Given task: Write out all the data again, exactly as it stands.

*** Provided records

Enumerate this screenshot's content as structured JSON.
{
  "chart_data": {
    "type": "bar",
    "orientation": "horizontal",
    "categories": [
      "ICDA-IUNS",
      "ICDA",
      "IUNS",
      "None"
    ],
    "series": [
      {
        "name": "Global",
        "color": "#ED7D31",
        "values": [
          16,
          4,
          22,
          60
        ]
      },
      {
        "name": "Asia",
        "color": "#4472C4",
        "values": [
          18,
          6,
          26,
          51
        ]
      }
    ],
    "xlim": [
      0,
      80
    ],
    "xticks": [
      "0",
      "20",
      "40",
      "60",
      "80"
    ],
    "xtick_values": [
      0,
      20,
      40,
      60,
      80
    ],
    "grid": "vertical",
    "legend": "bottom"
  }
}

******

Worked answer:
Enumerate this screenshot's content as structured JSON.
{
  "chart_data": {
    "type": "bar",
    "orientation": "horizontal",
    "categories": [
      "ICDA-IUNS",
      "ICDA",
      "IUNS",
      "None"
    ],
    "series": [
      {
        "name": "Global",
        "color": "#ED7D31",
        "values": [
          16,
          4,
          22,
          60
        ]
      },
      {
        "name": "Asia",
        "color": "#4472C4",
        "values": [
          18,
          6,
          26,
          51
        ]
      }
    ],
    "xlim": [
      0,
      80
    ],
    "xticks": [
      "0",
      "20",
      "40",
      "60",
      "80"
    ],
    "xtick_values": [
      0,
      20,
      40,
      60,
      80
    ],
    "grid": "vertical",
    "legend": "bottom"
  }
}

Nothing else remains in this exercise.